■ DATA SHOWN ■
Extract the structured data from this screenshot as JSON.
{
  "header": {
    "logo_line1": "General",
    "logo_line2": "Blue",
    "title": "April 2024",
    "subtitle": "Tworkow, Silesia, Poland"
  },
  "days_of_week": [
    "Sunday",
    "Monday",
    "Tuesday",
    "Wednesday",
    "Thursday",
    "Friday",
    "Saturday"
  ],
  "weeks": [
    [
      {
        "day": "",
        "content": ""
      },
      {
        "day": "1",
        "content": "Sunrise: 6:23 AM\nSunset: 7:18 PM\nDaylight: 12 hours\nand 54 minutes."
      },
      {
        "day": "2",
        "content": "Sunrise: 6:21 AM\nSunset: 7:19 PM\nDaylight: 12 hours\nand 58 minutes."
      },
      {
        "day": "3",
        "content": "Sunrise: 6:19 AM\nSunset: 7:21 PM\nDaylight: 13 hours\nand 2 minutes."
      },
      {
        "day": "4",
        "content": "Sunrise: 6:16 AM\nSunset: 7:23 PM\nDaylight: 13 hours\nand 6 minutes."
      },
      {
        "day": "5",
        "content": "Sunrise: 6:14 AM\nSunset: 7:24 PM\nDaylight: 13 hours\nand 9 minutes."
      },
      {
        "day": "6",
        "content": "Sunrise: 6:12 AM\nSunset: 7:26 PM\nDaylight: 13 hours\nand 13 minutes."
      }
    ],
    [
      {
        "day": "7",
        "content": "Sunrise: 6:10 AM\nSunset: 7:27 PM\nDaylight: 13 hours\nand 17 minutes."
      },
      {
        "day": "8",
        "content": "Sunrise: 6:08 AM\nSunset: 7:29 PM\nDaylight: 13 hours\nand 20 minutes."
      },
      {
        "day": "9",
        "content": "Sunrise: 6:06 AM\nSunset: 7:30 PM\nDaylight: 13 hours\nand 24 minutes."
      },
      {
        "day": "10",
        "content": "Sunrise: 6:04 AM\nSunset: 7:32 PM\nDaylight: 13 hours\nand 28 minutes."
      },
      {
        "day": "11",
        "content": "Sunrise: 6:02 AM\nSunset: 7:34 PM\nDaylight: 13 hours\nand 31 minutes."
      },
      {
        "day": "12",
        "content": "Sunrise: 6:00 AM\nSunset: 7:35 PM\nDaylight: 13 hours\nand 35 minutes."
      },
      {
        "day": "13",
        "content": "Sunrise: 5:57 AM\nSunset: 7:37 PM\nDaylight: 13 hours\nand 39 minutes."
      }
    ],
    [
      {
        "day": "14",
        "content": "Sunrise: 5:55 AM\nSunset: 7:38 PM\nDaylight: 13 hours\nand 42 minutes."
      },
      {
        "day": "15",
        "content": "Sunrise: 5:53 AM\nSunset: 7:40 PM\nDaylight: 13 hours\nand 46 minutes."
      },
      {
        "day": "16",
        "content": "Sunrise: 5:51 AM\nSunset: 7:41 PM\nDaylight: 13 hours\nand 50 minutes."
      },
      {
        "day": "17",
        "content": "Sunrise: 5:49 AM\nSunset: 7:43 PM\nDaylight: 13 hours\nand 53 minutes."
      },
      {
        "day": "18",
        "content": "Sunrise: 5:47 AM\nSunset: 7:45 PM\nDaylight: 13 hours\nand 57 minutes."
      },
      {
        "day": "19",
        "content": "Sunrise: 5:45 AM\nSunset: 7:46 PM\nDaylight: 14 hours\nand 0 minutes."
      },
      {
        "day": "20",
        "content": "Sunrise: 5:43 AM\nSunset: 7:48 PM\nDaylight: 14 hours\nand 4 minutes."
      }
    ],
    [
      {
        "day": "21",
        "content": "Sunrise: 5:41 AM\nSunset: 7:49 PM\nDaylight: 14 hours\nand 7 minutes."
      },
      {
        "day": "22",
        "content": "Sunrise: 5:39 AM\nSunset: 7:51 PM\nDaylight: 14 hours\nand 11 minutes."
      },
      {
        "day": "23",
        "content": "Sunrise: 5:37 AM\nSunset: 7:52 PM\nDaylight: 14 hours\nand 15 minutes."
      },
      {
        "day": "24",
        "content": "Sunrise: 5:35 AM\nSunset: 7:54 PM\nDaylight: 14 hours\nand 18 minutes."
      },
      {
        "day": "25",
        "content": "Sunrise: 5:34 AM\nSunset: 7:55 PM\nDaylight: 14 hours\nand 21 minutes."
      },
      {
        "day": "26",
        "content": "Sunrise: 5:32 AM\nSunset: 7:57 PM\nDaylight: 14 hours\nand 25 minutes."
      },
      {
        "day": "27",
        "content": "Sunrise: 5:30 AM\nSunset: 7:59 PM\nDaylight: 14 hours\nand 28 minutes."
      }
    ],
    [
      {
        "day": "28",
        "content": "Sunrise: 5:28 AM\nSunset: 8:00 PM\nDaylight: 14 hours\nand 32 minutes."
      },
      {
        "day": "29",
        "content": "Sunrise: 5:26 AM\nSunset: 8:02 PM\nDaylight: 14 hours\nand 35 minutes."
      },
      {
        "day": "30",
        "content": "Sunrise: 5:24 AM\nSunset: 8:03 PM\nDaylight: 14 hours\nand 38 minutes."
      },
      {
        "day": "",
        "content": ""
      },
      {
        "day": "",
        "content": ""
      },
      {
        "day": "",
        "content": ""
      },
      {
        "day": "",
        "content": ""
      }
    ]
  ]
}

■ TO BE DONE ■
Exactly reproduce every record.

■ THE SOLUTION ■
Extract the structured data from this screenshot as JSON.
{
  "header": {
    "logo_line1": "General",
    "logo_line2": "Blue",
    "title": "April 2024",
    "subtitle": "Tworkow, Silesia, Poland"
  },
  "days_of_week": [
    "Sunday",
    "Monday",
    "Tuesday",
    "Wednesday",
    "Thursday",
    "Friday",
    "Saturday"
  ],
  "weeks": [
    [
      {
        "day": "",
        "content": ""
      },
      {
        "day": "1",
        "content": "Sunrise: 6:23 AM\nSunset: 7:18 PM\nDaylight: 12 hours\nand 54 minutes."
      },
      {
        "day": "2",
        "content": "Sunrise: 6:21 AM\nSunset: 7:19 PM\nDaylight: 12 hours\nand 58 minutes."
      },
      {
        "day": "3",
        "content": "Sunrise: 6:19 AM\nSunset: 7:21 PM\nDaylight: 13 hours\nand 2 minutes."
      },
      {
        "day": "4",
        "content": "Sunrise: 6:16 AM\nSunset: 7:23 PM\nDaylight: 13 hours\nand 6 minutes."
      },
      {
        "day": "5",
        "content": "Sunrise: 6:14 AM\nSunset: 7:24 PM\nDaylight: 13 hours\nand 9 minutes."
      },
      {
        "day": "6",
        "content": "Sunrise: 6:12 AM\nSunset: 7:26 PM\nDaylight: 13 hours\nand 13 minutes."
      }
    ],
    [
      {
        "day": "7",
        "content": "Sunrise: 6:10 AM\nSunset: 7:27 PM\nDaylight: 13 hours\nand 17 minutes."
      },
      {
        "day": "8",
        "content": "Sunrise: 6:08 AM\nSunset: 7:29 PM\nDaylight: 13 hours\nand 20 minutes."
      },
      {
        "day": "9",
        "content": "Sunrise: 6:06 AM\nSunset: 7:30 PM\nDaylight: 13 hours\nand 24 minutes."
      },
      {
        "day": "10",
        "content": "Sunrise: 6:04 AM\nSunset: 7:32 PM\nDaylight: 13 hours\nand 28 minutes."
      },
      {
        "day": "11",
        "content": "Sunrise: 6:02 AM\nSunset: 7:34 PM\nDaylight: 13 hours\nand 31 minutes."
      },
      {
        "day": "12",
        "content": "Sunrise: 6:00 AM\nSunset: 7:35 PM\nDaylight: 13 hours\nand 35 minutes."
      },
      {
        "day": "13",
        "content": "Sunrise: 5:57 AM\nSunset: 7:37 PM\nDaylight: 13 hours\nand 39 minutes."
      }
    ],
    [
      {
        "day": "14",
        "content": "Sunrise: 5:55 AM\nSunset: 7:38 PM\nDaylight: 13 hours\nand 42 minutes."
      },
      {
        "day": "15",
        "content": "Sunrise: 5:53 AM\nSunset: 7:40 PM\nDaylight: 13 hours\nand 46 minutes."
      },
      {
        "day": "16",
        "content": "Sunrise: 5:51 AM\nSunset: 7:41 PM\nDaylight: 13 hours\nand 50 minutes."
      },
      {
        "day": "17",
        "content": "Sunrise: 5:49 AM\nSunset: 7:43 PM\nDaylight: 13 hours\nand 53 minutes."
      },
      {
        "day": "18",
        "content": "Sunrise: 5:47 AM\nSunset: 7:45 PM\nDaylight: 13 hours\nand 57 minutes."
      },
      {
        "day": "19",
        "content": "Sunrise: 5:45 AM\nSunset: 7:46 PM\nDaylight: 14 hours\nand 0 minutes."
      },
      {
        "day": "20",
        "content": "Sunrise: 5:43 AM\nSunset: 7:48 PM\nDaylight: 14 hours\nand 4 minutes."
      }
    ],
    [
      {
        "day": "21",
        "content": "Sunrise: 5:41 AM\nSunset: 7:49 PM\nDaylight: 14 hours\nand 7 minutes."
      },
      {
        "day": "22",
        "content": "Sunrise: 5:39 AM\nSunset: 7:51 PM\nDaylight: 14 hours\nand 11 minutes."
      },
      {
        "day": "23",
        "content": "Sunrise: 5:37 AM\nSunset: 7:52 PM\nDaylight: 14 hours\nand 15 minutes."
      },
      {
        "day": "24",
        "content": "Sunrise: 5:35 AM\nSunset: 7:54 PM\nDaylight: 14 hours\nand 18 minutes."
      },
      {
        "day": "25",
        "content": "Sunrise: 5:34 AM\nSunset: 7:55 PM\nDaylight: 14 hours\nand 21 minutes."
      },
      {
        "day": "26",
        "content": "Sunrise: 5:32 AM\nSunset: 7:57 PM\nDaylight: 14 hours\nand 25 minutes."
      },
      {
        "day": "27",
        "content": "Sunrise: 5:30 AM\nSunset: 7:59 PM\nDaylight: 14 hours\nand 28 minutes."
      }
    ],
    [
      {
        "day": "28",
        "content": "Sunrise: 5:28 AM\nSunset: 8:00 PM\nDaylight: 14 hours\nand 32 minutes."
      },
      {
        "day": "29",
        "content": "Sunrise: 5:26 AM\nSunset: 8:02 PM\nDaylight: 14 hours\nand 35 minutes."
      },
      {
        "day": "30",
        "content": "Sunrise: 5:24 AM\nSunset: 8:03 PM\nDaylight: 14 hours\nand 38 minutes."
      },
      {
        "day": "",
        "content": ""
      },
      {
        "day": "",
        "content": ""
      },
      {
        "day": "",
        "content": ""
      },
      {
        "day": "",
        "content": ""
      }
    ]
  ]
}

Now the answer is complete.